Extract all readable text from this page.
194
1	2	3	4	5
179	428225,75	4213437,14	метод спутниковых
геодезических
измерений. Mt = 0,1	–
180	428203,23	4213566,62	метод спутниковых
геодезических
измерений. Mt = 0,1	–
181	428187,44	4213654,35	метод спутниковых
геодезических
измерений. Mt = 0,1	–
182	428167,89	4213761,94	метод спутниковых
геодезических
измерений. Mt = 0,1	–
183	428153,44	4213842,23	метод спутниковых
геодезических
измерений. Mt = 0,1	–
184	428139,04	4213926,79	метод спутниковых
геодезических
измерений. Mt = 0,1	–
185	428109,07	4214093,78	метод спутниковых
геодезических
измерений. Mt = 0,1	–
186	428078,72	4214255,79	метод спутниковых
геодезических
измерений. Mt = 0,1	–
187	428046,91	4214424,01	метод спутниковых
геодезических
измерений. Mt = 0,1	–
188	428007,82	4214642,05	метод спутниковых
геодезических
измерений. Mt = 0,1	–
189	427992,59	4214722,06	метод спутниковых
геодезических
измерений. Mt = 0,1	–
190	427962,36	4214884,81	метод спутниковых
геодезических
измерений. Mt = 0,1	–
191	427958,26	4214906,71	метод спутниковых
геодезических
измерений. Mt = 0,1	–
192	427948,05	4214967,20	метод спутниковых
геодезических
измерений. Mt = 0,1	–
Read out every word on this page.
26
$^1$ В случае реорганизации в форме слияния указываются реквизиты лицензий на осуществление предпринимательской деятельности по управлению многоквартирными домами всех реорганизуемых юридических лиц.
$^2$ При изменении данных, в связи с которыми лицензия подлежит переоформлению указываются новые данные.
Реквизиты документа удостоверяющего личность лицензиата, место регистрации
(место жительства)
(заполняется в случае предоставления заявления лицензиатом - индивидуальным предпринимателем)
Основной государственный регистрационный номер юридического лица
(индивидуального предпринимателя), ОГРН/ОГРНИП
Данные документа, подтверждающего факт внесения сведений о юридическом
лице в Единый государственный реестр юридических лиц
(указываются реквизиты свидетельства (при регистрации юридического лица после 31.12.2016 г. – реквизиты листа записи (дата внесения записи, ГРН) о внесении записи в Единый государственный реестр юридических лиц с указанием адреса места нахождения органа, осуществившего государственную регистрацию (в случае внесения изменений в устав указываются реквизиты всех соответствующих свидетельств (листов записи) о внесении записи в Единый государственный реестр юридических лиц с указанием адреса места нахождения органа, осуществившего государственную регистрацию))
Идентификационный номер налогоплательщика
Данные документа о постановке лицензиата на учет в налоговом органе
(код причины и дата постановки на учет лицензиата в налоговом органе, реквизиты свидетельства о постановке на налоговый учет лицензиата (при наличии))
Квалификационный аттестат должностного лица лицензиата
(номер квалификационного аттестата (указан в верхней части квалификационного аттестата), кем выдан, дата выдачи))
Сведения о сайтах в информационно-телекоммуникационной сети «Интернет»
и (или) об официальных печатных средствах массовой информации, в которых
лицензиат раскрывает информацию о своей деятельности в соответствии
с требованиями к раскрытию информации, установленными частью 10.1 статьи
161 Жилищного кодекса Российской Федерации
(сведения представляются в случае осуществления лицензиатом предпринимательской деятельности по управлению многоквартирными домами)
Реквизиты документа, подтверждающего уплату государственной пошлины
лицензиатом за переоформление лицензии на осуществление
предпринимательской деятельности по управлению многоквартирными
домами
- - -
EXERCISE TASK:
Output the records exactly, including every line.

ANSWER TO THIS EXERCISE:
Extract all readable text from this page.
194
1	2	3	4	5
179	428225,75	4213437,14	метод спутниковых
геодезических
измерений. Mt = 0,1	–
180	428203,23	4213566,62	метод спутниковых
геодезических
измерений. Mt = 0,1	–
181	428187,44	4213654,35	метод спутниковых
геодезических
измерений. Mt = 0,1	–
182	428167,89	4213761,94	метод спутниковых
геодезических
измерений. Mt = 0,1	–
183	428153,44	4213842,23	метод спутниковых
геодезических
измерений. Mt = 0,1	–
184	428139,04	4213926,79	метод спутниковых
геодезических
измерений. Mt = 0,1	–
185	428109,07	4214093,78	метод спутниковых
геодезических
измерений. Mt = 0,1	–
186	428078,72	4214255,79	метод спутниковых
геодезических
измерений. Mt = 0,1	–
187	428046,91	4214424,01	метод спутниковых
геодезических
измерений. Mt = 0,1	–
188	428007,82	4214642,05	метод спутниковых
геодезических
измерений. Mt = 0,1	–
189	427992,59	4214722,06	метод спутниковых
геодезических
измерений. Mt = 0,1	–
190	427962,36	4214884,81	метод спутниковых
геодезических
измерений. Mt = 0,1	–
191	427958,26	4214906,71	метод спутниковых
геодезических
измерений. Mt = 0,1	–
192	427948,05	4214967,20	метод спутниковых
геодезических
измерений. Mt = 0,1	–
Read out every word on this page.
26
$^1$ В случае реорганизации в форме слияния указываются реквизиты лицензий на осуществление предпринимательской деятельности по управлению многоквартирными домами всех реорганизуемых юридических лиц.
$^2$ При изменении данных, в связи с которыми лицензия подлежит переоформлению указываются новые данные.
Реквизиты документа удостоверяющего личность лицензиата, место регистрации
(место жительства)
(заполняется в случае предоставления заявления лицензиатом - индивидуальным предпринимателем)
Основной государственный регистрационный номер юридического лица
(индивидуального предпринимателя), ОГРН/ОГРНИП
Данные документа, подтверждающего факт внесения сведений о юридическом
лице в Единый государственный реестр юридических лиц
(указываются реквизиты свидетельства (при регистрации юридического лица после 31.12.2016 г. – реквизиты листа записи (дата внесения записи, ГРН) о внесении записи в Единый государственный реестр юридических лиц с указанием адреса места нахождения органа, осуществившего государственную регистрацию (в случае внесения изменений в устав указываются реквизиты всех соответствующих свидетельств (листов записи) о внесении записи в Единый государственный реестр юридических лиц с указанием адреса места нахождения органа, осуществившего государственную регистрацию))
Идентификационный номер налогоплательщика
Данные документа о постановке лицензиата на учет в налоговом органе
(код причины и дата постановки на учет лицензиата в налоговом органе, реквизиты свидетельства о постановке на налоговый учет лицензиата (при наличии))
Квалификационный аттестат должностного лица лицензиата
(номер квалификационного аттестата (указан в верхней части квалификационного аттестата), кем выдан, дата выдачи))
Сведения о сайтах в информационно-телекоммуникационной сети «Интернет»
и (или) об официальных печатных средствах массовой информации, в которых
лицензиат раскрывает информацию о своей деятельности в соответствии
с требованиями к раскрытию информации, установленными частью 10.1 статьи
161 Жилищного кодекса Российской Федерации
(сведения представляются в случае осуществления лицензиатом предпринимательской деятельности по управлению многоквартирными домами)
Реквизиты документа, подтверждающего уплату государственной пошлины
лицензиатом за переоформление лицензии на осуществление
предпринимательской деятельности по управлению многоквартирными
домами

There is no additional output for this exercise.